Copy all lines of the listing that include the string "možnosti".

[start Record extracts]

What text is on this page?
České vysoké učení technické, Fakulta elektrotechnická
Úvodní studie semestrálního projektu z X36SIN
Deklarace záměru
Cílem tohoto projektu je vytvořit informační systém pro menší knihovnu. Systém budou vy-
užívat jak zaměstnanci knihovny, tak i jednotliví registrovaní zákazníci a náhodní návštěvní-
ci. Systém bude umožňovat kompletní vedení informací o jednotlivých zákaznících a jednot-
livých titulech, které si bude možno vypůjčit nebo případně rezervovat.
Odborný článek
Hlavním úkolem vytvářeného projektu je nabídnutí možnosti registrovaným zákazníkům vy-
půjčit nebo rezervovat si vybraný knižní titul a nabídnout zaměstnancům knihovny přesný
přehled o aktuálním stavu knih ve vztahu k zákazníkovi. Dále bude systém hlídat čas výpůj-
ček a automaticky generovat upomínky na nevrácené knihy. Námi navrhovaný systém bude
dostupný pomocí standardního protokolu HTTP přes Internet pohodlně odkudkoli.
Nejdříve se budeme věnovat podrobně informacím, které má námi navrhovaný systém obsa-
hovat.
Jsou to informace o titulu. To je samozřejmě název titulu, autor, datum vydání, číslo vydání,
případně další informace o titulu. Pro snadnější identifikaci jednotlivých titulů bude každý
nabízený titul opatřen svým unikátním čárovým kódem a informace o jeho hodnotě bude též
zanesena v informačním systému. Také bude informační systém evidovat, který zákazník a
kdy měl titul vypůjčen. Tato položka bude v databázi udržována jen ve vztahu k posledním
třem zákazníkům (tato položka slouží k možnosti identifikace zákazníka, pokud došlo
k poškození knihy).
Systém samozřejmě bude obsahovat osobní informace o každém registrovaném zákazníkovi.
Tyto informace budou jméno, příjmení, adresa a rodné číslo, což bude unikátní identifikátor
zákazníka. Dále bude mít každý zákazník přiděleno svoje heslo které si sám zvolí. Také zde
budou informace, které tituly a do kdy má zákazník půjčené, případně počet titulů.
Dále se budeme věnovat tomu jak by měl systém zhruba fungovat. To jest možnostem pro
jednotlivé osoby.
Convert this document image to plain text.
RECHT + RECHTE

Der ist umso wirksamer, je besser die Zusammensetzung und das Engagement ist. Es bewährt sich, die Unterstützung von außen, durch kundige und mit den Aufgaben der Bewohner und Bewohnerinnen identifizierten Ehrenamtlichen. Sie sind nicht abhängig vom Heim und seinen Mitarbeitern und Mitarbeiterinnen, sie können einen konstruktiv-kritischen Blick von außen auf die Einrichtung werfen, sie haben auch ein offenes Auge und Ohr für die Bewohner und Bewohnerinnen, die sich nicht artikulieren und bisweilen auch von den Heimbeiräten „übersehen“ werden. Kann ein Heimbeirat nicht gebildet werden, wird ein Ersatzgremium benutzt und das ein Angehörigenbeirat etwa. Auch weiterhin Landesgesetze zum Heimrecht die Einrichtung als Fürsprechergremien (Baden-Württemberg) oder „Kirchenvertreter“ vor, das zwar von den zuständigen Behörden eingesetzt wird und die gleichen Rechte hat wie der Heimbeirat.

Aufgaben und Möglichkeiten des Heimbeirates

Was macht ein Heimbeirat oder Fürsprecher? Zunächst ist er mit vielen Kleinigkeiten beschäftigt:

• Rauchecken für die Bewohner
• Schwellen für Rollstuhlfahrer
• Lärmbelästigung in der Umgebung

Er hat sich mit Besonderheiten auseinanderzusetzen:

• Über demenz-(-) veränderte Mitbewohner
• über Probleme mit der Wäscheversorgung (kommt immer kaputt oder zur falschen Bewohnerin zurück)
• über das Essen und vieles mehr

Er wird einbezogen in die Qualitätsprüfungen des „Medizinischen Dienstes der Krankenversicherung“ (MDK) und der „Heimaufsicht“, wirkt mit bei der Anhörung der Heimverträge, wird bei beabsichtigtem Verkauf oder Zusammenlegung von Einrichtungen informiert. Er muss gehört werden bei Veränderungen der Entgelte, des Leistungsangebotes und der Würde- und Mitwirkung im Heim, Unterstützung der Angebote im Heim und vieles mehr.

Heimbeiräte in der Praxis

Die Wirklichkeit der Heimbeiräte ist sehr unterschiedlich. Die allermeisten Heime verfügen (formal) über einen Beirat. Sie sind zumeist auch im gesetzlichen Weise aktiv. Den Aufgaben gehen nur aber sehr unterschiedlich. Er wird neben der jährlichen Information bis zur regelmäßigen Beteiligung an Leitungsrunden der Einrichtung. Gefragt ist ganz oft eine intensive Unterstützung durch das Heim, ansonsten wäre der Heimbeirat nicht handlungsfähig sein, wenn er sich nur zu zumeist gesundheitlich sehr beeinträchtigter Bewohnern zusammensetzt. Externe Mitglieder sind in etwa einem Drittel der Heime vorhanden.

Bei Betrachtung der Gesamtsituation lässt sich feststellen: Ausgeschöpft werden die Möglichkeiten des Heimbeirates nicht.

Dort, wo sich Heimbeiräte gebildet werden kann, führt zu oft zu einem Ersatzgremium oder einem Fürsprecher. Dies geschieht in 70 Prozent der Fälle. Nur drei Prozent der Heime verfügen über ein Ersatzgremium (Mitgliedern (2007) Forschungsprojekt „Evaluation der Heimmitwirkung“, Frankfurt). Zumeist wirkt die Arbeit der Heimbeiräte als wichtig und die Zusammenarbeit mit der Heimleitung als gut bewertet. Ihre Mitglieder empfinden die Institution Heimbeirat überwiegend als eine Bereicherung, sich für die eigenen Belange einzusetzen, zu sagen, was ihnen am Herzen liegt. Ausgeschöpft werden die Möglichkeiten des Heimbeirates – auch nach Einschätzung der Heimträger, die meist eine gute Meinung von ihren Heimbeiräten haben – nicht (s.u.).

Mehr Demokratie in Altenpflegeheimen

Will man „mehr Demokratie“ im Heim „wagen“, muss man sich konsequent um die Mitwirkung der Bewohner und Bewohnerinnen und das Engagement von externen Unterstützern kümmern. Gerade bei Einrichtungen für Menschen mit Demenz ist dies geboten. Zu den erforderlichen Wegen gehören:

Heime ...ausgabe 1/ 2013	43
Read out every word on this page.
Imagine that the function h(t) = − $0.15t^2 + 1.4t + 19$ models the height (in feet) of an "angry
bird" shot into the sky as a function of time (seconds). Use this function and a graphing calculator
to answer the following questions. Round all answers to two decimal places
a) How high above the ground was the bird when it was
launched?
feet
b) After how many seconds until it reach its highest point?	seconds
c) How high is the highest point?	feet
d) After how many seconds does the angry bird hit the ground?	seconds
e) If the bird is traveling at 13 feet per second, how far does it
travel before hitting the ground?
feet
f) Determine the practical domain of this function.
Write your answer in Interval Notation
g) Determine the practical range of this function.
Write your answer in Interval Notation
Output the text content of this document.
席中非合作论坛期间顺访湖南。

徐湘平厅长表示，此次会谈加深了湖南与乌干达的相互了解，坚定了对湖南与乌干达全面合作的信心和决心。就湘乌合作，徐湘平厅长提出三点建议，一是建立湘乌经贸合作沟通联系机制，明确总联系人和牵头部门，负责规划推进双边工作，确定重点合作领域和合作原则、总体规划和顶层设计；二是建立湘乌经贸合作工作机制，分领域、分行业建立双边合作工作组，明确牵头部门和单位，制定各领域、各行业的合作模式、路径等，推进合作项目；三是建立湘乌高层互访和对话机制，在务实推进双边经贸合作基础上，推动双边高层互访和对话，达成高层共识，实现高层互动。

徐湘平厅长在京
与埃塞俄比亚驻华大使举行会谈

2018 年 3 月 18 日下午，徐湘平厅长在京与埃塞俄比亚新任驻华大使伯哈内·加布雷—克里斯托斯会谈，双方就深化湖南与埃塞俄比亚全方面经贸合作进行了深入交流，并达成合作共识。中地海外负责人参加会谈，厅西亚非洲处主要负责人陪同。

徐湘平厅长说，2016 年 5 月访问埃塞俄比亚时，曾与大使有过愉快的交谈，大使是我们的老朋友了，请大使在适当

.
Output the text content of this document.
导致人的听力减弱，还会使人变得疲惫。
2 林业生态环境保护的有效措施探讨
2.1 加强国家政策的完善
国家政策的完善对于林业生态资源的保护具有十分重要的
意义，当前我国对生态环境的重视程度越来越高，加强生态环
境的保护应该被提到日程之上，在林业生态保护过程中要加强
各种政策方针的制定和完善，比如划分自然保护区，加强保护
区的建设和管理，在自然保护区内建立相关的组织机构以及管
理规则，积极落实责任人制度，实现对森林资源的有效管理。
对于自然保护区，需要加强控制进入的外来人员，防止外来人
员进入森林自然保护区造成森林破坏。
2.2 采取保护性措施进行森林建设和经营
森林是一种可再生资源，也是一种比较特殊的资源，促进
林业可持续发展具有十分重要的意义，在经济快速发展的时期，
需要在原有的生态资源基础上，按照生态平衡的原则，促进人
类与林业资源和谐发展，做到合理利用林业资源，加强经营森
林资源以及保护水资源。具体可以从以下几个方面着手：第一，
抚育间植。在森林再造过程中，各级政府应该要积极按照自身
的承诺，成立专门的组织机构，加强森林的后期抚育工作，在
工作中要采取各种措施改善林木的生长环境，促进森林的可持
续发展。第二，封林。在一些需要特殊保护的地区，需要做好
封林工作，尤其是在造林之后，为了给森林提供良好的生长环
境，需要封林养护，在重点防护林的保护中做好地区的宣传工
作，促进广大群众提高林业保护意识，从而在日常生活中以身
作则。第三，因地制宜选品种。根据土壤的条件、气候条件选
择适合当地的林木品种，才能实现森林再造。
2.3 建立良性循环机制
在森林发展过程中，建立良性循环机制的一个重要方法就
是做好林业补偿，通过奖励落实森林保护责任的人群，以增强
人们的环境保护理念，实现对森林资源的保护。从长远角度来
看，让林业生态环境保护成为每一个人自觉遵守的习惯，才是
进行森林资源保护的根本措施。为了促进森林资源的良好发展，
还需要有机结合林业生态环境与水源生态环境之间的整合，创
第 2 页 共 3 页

[end Record extracts]

Response:
Hlavním úkolem vytvářeného projektu je nabídnutí možnosti registrovaným zákazníkům vy-
třem zákazníkům (tato položka slouží k možnosti identifikace zákazníka, pokud došlo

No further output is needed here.